### MATERIAL FOR THIS EXERCISE ###

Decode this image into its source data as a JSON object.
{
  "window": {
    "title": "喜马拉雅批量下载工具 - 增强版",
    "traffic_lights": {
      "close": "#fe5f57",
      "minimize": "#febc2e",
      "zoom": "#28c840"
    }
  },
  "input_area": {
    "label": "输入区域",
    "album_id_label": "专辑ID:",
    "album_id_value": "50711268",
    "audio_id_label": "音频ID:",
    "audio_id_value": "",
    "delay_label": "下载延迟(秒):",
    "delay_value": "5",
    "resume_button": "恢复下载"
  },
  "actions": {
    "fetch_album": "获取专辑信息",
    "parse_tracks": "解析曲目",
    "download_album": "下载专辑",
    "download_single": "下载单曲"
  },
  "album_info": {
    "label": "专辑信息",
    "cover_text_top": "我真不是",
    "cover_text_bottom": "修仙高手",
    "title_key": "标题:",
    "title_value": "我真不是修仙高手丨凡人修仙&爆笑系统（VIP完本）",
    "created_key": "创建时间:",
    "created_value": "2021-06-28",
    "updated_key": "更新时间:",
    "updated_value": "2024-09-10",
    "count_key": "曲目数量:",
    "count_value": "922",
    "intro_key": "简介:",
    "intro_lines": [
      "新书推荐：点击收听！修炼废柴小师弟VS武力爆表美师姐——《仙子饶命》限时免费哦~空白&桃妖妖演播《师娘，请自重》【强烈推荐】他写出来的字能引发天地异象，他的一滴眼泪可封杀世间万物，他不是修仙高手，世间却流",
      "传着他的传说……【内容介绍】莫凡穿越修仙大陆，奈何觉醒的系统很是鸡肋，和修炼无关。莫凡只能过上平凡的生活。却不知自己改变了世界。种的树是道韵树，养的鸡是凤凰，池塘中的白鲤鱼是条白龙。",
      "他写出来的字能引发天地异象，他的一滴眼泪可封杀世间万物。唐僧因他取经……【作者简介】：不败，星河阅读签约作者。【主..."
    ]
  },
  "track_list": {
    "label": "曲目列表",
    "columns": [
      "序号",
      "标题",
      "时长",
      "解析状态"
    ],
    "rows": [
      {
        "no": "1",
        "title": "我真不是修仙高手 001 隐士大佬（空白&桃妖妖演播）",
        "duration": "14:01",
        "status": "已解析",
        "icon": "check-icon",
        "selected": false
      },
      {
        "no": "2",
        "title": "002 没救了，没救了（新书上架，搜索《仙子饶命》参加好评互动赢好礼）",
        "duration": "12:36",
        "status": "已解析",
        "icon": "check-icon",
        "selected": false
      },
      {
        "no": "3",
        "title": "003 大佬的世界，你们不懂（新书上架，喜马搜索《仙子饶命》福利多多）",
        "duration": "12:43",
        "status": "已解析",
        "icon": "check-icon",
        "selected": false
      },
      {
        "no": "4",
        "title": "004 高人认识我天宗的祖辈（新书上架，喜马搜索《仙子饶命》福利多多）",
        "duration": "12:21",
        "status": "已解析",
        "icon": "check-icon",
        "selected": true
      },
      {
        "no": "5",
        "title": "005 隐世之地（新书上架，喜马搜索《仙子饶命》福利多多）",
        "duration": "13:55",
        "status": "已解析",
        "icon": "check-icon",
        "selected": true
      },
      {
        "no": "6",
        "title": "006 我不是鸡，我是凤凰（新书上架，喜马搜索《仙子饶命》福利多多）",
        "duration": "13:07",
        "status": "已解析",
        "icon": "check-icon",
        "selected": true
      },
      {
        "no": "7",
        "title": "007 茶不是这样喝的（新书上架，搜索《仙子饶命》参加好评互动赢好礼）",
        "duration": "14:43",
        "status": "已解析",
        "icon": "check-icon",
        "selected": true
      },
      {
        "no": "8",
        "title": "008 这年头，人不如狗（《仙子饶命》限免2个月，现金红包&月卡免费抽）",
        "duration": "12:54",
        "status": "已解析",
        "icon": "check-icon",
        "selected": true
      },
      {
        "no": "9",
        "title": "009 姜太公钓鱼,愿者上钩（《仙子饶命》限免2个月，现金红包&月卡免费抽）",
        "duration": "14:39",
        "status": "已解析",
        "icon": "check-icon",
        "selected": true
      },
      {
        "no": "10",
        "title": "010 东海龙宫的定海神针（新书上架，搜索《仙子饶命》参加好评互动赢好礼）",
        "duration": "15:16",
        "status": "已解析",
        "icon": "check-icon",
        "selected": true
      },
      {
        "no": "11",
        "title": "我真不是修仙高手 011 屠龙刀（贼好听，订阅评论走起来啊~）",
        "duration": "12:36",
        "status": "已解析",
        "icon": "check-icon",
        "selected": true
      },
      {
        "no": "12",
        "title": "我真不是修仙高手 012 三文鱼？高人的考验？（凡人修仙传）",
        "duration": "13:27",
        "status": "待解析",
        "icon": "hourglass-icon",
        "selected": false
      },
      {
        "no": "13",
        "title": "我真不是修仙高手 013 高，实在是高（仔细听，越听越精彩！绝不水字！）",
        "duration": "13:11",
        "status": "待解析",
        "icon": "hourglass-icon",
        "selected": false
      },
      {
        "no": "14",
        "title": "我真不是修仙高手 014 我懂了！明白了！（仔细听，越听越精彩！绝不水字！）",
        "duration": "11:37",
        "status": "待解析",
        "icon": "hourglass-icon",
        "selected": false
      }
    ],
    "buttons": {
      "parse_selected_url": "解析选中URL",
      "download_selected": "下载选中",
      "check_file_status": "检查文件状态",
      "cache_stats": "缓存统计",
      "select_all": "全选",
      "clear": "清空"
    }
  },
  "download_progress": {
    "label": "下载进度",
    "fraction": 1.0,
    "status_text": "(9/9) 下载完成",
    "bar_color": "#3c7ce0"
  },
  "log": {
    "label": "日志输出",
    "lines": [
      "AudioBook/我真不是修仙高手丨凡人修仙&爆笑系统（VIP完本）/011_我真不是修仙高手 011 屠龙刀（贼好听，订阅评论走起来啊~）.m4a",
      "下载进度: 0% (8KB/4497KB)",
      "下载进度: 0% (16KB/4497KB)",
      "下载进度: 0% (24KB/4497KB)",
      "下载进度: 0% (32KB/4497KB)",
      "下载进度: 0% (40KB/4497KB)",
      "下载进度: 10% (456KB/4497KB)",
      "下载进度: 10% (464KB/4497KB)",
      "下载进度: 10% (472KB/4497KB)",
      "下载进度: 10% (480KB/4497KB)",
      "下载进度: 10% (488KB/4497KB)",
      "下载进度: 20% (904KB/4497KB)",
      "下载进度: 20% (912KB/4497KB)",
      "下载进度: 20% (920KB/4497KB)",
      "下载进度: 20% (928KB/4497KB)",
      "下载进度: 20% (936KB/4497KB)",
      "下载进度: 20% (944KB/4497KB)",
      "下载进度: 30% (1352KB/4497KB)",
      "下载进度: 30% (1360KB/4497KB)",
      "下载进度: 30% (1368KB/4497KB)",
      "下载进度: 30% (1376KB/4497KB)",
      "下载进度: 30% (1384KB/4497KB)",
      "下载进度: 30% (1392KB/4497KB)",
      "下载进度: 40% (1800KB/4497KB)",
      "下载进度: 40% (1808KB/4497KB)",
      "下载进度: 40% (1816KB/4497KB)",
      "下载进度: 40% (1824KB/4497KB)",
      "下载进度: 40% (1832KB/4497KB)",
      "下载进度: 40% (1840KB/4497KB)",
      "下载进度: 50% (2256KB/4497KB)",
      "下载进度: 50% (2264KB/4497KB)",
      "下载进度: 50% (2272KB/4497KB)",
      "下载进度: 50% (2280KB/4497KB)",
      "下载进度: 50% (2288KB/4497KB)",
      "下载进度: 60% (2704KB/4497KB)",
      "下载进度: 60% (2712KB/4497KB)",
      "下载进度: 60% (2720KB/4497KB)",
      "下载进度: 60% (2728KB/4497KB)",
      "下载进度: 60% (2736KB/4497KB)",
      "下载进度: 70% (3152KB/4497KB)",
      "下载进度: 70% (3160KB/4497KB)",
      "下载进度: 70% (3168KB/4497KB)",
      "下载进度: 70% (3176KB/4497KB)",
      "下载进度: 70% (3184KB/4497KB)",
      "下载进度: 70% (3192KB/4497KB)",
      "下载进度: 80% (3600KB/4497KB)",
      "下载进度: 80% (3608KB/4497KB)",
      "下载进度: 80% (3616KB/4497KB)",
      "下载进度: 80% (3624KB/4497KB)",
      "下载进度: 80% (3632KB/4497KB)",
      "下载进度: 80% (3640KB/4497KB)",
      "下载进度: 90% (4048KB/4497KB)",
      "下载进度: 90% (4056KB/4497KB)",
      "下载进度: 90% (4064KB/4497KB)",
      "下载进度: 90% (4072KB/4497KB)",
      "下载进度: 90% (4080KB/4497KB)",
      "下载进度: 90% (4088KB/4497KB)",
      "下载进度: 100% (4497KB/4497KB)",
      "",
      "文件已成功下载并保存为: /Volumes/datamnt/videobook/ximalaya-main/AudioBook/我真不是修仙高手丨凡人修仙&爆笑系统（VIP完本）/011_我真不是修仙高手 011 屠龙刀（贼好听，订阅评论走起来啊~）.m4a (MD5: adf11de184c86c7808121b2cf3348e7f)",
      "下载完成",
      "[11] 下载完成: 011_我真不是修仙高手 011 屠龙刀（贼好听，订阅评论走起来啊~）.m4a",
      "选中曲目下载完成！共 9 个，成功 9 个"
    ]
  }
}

###

**REQUEST**
Where a line above includes "他的一滴眼泪可封杀世间万物", copy that line.

**OUTPUT BELOW**
      "新书推荐：点击收听！修炼废柴小师弟VS武力爆表美师姐——《仙子饶命》限时免费哦~空白&桃妖妖演播《师娘，请自重》【强烈推荐】他写出来的字能引发天地异象，他的一滴眼泪可封杀世间万物，他不是修仙高手，世间却流",
      "他写出来的字能引发天地异象，他的一滴眼泪可封杀世间万物。唐僧因他取经……【作者简介】：不败，星河阅读签约作者。【主..."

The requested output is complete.